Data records
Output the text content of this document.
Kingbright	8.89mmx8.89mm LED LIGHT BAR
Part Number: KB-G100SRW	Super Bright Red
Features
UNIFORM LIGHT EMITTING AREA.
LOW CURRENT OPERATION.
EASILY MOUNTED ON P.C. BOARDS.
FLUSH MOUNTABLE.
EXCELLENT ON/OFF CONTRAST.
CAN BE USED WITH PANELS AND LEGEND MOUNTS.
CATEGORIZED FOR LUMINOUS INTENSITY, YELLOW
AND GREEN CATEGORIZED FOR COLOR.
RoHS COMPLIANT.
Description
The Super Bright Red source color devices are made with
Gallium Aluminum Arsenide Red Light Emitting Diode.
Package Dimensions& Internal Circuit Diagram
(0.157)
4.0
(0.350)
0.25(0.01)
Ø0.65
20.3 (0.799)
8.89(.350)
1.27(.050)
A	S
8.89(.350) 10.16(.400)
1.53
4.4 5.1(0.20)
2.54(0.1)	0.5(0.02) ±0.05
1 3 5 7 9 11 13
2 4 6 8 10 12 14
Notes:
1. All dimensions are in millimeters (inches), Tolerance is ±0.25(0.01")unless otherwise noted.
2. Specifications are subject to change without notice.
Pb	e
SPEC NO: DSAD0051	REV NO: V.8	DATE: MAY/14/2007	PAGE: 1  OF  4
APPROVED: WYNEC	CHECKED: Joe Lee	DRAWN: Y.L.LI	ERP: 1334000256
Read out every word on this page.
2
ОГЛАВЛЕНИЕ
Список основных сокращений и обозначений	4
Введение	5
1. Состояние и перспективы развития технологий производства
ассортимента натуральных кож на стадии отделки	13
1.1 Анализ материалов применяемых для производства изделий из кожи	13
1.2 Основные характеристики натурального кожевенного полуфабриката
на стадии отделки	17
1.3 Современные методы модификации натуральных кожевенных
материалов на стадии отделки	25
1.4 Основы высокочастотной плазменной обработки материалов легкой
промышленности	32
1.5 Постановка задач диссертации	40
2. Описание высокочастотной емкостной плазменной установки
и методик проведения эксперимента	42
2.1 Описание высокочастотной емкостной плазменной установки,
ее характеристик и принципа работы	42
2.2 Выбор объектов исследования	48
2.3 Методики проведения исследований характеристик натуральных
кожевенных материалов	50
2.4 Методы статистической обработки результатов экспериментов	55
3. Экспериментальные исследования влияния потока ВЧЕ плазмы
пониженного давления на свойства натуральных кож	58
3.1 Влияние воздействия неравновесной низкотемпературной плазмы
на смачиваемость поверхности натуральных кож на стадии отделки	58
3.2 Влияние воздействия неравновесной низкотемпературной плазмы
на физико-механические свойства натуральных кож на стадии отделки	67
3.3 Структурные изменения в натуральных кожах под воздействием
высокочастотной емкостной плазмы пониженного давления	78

[THE PROBLEM]
Check each line of the records for the word "кожевенных" and extract those that contain it.

[ANSWER FOR THE TASK]
1.3 Современные методы модификации натуральных кожевенных
кожевенных материалов	50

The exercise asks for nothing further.